Problem details — Gather every line below where "ylabel" appears.

Given data —
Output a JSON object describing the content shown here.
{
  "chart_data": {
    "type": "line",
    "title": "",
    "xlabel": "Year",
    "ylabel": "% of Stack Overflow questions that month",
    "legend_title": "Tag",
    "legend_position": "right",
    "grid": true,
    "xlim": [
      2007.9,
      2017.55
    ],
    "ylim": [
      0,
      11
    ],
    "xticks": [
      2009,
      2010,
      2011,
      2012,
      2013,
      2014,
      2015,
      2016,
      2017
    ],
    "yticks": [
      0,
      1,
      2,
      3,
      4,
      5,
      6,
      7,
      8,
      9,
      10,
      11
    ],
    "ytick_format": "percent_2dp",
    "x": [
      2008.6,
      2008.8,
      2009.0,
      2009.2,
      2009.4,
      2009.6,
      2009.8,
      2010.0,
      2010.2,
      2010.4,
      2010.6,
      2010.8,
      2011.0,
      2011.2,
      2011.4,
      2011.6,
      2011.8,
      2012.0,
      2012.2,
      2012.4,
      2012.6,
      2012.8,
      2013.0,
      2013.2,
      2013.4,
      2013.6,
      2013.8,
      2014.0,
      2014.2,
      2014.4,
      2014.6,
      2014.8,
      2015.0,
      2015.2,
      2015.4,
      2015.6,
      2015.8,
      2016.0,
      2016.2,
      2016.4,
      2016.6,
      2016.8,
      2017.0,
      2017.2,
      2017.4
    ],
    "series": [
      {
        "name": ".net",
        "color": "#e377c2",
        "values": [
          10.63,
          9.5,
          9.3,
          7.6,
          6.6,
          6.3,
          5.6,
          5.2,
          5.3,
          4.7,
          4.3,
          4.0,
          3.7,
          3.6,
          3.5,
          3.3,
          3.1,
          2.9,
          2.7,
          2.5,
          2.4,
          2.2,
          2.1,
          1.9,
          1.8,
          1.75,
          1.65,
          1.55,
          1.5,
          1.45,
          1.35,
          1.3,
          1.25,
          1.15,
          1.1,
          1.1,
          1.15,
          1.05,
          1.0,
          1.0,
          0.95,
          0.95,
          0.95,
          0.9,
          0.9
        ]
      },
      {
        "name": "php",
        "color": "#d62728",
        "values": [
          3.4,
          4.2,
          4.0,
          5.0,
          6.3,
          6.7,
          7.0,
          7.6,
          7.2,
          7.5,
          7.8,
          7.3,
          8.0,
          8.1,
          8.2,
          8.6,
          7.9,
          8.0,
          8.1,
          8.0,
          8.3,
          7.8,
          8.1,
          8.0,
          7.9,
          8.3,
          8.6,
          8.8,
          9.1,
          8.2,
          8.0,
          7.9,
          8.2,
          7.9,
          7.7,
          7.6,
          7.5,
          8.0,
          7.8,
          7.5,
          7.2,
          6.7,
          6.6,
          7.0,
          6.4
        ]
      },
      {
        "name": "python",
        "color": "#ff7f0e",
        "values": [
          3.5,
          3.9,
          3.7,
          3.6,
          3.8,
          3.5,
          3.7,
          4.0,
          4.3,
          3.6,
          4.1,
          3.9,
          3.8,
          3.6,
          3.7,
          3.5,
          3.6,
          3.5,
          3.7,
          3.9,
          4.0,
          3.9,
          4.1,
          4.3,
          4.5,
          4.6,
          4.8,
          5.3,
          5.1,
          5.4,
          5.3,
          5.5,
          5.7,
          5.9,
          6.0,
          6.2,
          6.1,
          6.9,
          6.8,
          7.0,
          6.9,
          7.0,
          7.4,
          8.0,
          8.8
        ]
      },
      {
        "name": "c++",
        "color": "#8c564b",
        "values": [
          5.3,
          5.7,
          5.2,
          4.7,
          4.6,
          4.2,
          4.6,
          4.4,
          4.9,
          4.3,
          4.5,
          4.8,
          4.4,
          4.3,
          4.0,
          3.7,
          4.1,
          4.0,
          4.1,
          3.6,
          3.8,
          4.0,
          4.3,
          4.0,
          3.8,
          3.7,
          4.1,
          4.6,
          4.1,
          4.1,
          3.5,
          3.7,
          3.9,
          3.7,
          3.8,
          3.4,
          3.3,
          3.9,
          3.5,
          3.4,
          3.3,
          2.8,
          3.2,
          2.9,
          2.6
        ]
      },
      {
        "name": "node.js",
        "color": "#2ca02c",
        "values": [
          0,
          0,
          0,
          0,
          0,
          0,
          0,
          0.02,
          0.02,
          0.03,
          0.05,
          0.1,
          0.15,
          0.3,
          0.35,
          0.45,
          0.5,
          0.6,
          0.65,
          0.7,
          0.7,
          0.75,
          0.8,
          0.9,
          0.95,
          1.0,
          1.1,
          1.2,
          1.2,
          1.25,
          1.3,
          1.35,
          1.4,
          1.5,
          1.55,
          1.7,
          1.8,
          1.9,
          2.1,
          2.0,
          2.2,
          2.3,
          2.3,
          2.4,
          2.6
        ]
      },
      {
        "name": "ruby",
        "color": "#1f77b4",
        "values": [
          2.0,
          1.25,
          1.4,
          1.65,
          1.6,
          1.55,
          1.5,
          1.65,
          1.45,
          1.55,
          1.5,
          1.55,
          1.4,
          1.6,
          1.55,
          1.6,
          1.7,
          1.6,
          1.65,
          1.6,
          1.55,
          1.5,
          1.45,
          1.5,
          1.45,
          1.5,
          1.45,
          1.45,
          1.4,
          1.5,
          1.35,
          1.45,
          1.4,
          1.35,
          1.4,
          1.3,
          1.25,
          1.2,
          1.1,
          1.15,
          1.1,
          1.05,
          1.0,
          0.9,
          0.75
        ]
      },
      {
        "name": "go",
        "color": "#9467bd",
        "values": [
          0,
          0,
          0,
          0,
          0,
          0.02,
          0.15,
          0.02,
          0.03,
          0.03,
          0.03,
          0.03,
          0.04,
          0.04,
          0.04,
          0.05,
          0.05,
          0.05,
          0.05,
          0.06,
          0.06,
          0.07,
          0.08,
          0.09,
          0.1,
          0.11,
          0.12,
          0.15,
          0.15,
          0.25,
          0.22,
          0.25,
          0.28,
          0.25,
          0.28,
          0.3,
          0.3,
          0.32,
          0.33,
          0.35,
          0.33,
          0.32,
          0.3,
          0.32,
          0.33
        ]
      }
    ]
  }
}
--
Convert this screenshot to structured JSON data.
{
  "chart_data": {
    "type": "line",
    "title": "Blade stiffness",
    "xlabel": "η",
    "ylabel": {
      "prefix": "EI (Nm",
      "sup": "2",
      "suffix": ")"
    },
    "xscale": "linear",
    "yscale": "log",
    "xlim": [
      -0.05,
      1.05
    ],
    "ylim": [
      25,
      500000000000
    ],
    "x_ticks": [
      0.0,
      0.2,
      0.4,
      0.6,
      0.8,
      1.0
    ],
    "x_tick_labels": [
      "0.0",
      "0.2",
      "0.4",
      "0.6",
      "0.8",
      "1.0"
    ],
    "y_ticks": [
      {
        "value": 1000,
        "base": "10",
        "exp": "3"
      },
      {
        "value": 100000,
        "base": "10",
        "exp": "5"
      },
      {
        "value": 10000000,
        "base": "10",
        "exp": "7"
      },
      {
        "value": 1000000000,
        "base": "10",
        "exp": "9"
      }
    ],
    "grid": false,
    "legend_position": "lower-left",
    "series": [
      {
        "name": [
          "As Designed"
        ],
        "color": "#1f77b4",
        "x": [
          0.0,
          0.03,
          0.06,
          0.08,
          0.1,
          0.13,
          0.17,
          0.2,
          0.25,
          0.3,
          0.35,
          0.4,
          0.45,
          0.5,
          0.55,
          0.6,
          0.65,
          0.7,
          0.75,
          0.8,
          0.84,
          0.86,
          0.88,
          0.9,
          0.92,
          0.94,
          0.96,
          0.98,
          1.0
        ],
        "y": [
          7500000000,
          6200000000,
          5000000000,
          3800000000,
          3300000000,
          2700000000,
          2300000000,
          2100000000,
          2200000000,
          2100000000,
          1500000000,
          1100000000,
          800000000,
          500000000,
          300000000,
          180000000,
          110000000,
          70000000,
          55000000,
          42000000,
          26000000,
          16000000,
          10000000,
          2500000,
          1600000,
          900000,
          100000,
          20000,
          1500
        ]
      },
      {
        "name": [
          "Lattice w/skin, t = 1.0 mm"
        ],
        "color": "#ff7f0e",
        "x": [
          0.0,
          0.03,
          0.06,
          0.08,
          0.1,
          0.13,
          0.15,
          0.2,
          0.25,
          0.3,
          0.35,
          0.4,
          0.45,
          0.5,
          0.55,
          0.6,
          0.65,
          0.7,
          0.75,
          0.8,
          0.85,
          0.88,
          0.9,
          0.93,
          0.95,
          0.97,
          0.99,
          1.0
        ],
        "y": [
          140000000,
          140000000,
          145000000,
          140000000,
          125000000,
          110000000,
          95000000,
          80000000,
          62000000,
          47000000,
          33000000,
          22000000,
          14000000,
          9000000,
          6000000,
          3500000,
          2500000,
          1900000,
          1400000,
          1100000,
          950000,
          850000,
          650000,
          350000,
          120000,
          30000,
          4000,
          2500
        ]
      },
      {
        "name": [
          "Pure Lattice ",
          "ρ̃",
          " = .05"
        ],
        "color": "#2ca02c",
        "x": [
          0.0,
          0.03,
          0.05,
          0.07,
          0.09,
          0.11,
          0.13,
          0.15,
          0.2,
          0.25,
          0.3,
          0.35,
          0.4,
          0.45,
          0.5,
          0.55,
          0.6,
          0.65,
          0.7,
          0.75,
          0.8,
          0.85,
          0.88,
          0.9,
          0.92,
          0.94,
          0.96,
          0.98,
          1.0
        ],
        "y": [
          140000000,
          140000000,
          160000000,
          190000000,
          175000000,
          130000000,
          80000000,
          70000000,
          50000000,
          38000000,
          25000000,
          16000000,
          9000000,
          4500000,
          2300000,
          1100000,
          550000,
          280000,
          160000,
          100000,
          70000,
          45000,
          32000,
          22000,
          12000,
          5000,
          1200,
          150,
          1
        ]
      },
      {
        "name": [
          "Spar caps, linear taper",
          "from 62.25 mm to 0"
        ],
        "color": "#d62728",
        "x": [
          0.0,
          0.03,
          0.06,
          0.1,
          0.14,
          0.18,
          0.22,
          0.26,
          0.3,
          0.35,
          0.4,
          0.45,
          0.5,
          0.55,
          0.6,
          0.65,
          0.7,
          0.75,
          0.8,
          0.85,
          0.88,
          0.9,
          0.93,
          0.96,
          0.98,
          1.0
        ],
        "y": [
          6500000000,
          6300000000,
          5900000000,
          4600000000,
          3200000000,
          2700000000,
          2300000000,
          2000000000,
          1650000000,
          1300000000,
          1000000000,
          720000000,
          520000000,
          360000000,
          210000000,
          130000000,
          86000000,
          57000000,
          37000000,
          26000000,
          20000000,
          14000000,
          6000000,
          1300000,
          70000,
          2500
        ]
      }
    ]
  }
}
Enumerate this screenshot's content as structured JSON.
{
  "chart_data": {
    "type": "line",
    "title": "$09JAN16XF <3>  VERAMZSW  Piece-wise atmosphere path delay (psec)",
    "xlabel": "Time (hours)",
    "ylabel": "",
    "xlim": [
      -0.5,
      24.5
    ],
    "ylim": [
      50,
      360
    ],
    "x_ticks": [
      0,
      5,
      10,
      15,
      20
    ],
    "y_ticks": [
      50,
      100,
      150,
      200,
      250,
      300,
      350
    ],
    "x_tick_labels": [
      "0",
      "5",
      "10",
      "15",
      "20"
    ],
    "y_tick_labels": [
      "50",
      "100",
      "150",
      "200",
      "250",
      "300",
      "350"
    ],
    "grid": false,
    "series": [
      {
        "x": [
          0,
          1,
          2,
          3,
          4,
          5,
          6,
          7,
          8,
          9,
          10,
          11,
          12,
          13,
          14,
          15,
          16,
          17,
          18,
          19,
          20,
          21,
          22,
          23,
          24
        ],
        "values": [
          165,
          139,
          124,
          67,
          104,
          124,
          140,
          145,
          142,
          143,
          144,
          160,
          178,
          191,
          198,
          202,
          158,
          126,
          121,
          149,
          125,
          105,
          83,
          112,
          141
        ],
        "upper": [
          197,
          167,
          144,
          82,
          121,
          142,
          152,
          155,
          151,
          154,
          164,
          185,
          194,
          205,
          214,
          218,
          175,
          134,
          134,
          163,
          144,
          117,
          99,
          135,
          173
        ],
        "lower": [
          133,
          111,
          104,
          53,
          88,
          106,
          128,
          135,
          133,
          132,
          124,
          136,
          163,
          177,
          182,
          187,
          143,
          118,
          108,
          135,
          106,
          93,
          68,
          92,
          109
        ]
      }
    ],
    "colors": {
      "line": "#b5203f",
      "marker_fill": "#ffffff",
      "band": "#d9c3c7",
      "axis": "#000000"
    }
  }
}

Output below —
    "ylabel": "% of Stack Overflow questions that month",
    "ylabel": {
    "ylabel": "",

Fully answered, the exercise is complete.